## BEGIN Text segment
When you’ve lived as a black woman in America for as long as I have, you can feel racial injustice building toward explosion, like electricity in the air before a lightning strike. 2020 is one of those times. But fortunately, the U.S. House has a new proposal to promote deep racial healing–one based on a proven community method.
I helped develop that method back in 2016, another year of racial strife. At the time, I was vice president of the W. K. Kellogg Foundation, one of the world’s largest philanthropies. I watched as the mainstreaming of racism in America during the Obama presidency culminated in the triumph of a nativist presidential campaign.
I’d spent my career developing solutions for the downstream effects of racial injustice, but I realized our nation had yet to truly tackle what was polluting us from upstream: America’s deeply ingrained and often unconscious belief in a hierarchy of human value. It is the myth that built America, fueling unfettered land confiscation from Native Americans and unprecedented enslavement of Africans.
## END Text segment
## BEGIN Data block
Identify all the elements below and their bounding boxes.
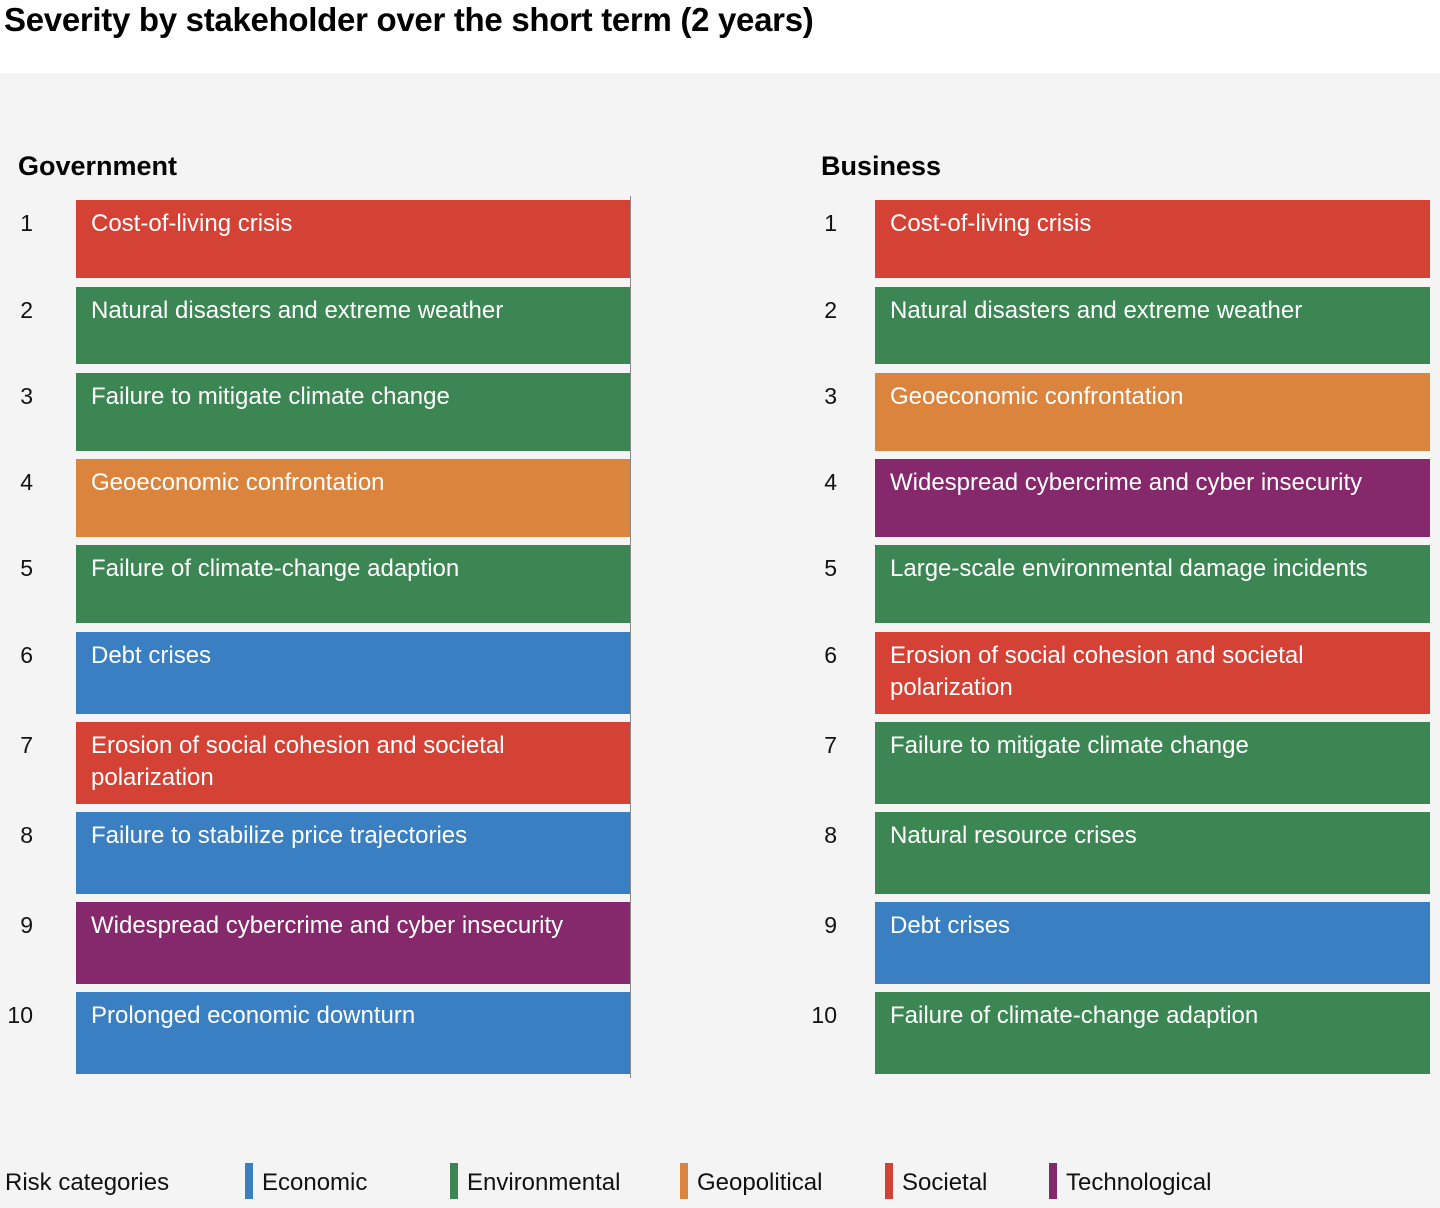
## END Data block
> **Written problem 1**
In the essay on racial healing, what position did the writer hold at the W. K. Kellogg Foundation in 2016?
> **Written problem 2**
Can you summarize the essay on racial healing in two sentences?
> **Written problem 3**
Pick up the essay on racial healing from where it stops.

> **Output 1**
Vice president.

> **Output 2**
Writing as a black woman who feels racial injustice building toward explosion in 2020, the author welcomes a U.S. House proposal for racial healing based on a proven community method she helped develop in 2016 as vice president of the W. K. Kellogg Foundation. She had realized then that the nation had yet to tackle the upstream source of racial injustice: an ingrained, often unconscious belief in a hierarchy of human value, the myth that fueled land confiscation from Native Americans and the enslavement of Africans.

> **Output 3**
To jettison that belief, we developed the Truth, Racial Healing & Transformation (TRHT) process with the input of more than 150 experts and 40 community groups. Since then, two dozen college campuses and 14 communities, from Dallas to Alaska, have created their own TRHT processes, and the results have been tremendous: greater community cohesion, more diverse voices, and events that promote healing.
To scale the TRHT framework, and in response to this year of extraordinary unrest, Rep. Barbara Lee (D-Calif.) sponsored last week a House Resolution [H.CON.RES. 100] urging the creation of a U.S. Commission on Truth, Racial Healing, and Transformation. This not only empowers us to take the TRHT movement nationwide, it satisfies a core truth: changing beliefs must go hand in hand with changing laws; if you do one without the other, you’ll find history repeating itself.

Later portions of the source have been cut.